> _WHAT TO PRODUCE_
Search the material below for the word "различия" and copy every line in which it occurs.

[Saved entries]
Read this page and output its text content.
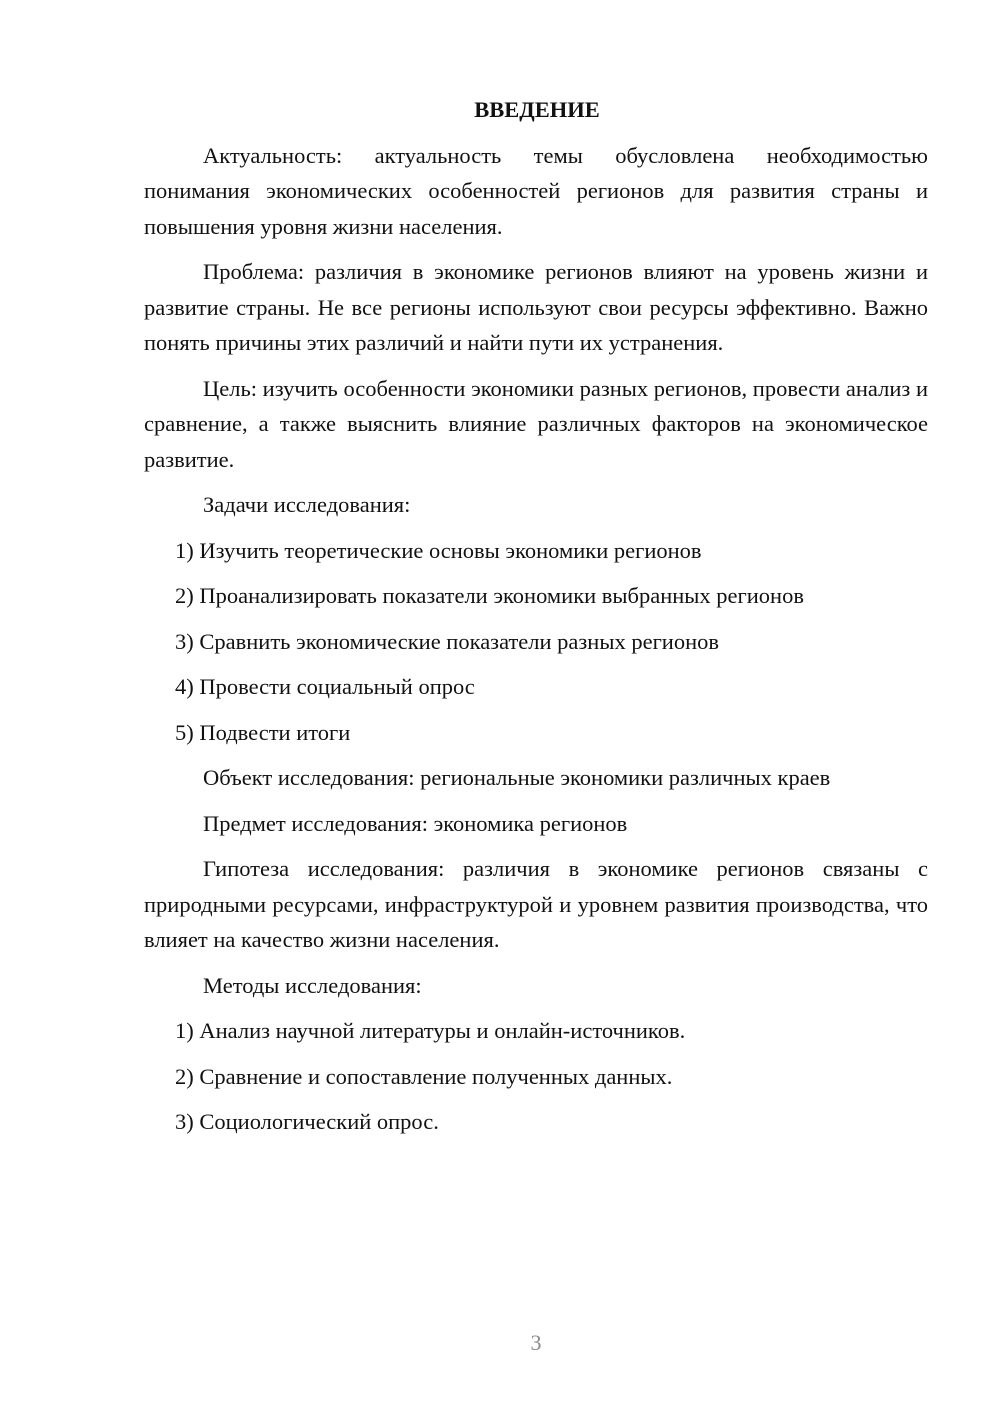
ВВЕДЕНИЕ
Актуальность: актуальность темы обусловлена необходимостью понимания экономических особенностей регионов для развития страны и повышения уровня жизни населения.
Проблема: различия в экономике регионов влияют на уровень жизни и развитие страны. Не все регионы используют свои ресурсы эффективно. Важно понять причины этих различий и найти пути их устранения.
Цель: изучить особенности экономики разных регионов, провести анализ и сравнение, а также выяснить влияние различных факторов на экономическое развитие.
Задачи исследования:
1) Изучить теоретические основы экономики регионов
2) Проанализировать показатели экономики выбранных регионов
3) Сравнить экономические показатели разных регионов
4) Провести социальный опрос
5) Подвести итоги
Объект исследования: региональные экономики различных краев
Предмет исследования: экономика регионов
Гипотеза исследования: различия в экономике регионов связаны с природными ресурсами, инфраструктурой и уровнем развития производства, что влияет на качество жизни населения.
Методы исследования:
1) Анализ научной литературы и онлайн-источников.
2) Сравнение и сопоставление полученных данных.
3) Социологический опрос.
3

> _THE REPLY_
Проблема: различия в экономике регионов влияют на уровень жизни и развитие страны. Не все регионы используют свои ресурсы эффективно. Важно понять причины этих различий и найти пути их устранения.
Гипотеза исследования: различия в экономике регионов связаны с природными ресурсами, инфраструктурой и уровнем развития производства, что влияет на качество жизни населения.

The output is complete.